**PROBLEM DETAILS:** Repeat each line of the material below exactly as it appears, minus any pictures.

**DATASET:**
--- begin ---

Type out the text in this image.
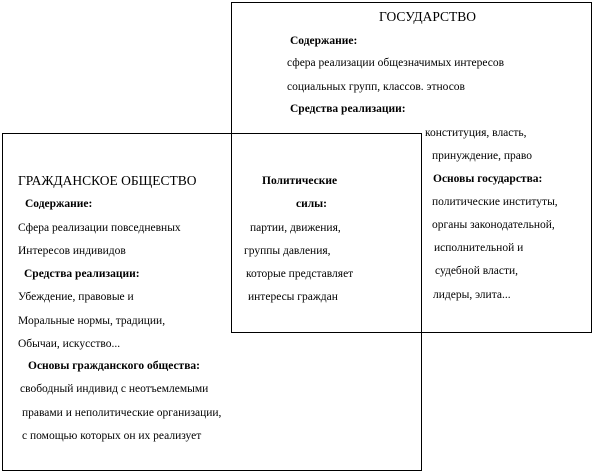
ГОСУДАРСТВО
Содержание:
сфера реализации общезначимых интересов
социальных групп, классов. этносов
Средства реализации:
конституция, власть,
принуждение, право
Основы государства:
политические институты,
органы законодательной,
исполнительной и
судебной власти,
лидеры, элита...
Политические
силы:
партии, движения,
группы давления,
которые представляет
интересы граждан
ГРАЖДАНСКОЕ ОБЩЕСТВО
Содержание:
Сфера реализации повседневных
Интересов индивидов
Средства реализации:
Убеждение, правовые и
Моральные нормы, традиции,
Обычаи, искусство...
Основы гражданского общества:
свободный индивид с неотъемлемыми
правами и неполитические организации,
с помощью которых он их реализует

--- end ---

**TASK SOLUTION:**
Type out the text in this image.
ГОСУДАРСТВО
Содержание:
сфера реализации общезначимых интересов
социальных групп, классов. этносов
Средства реализации:
конституция, власть,
принуждение, право
Основы государства:
политические институты,
органы законодательной,
исполнительной и
судебной власти,
лидеры, элита...
Политические
силы:
партии, движения,
группы давления,
которые представляет
интересы граждан
ГРАЖДАНСКОЕ ОБЩЕСТВО
Содержание:
Сфера реализации повседневных
Интересов индивидов
Средства реализации:
Убеждение, правовые и
Моральные нормы, традиции,
Обычаи, искусство...
Основы гражданского общества:
свободный индивид с неотъемлемыми
правами и неполитические организации,
с помощью которых он их реализует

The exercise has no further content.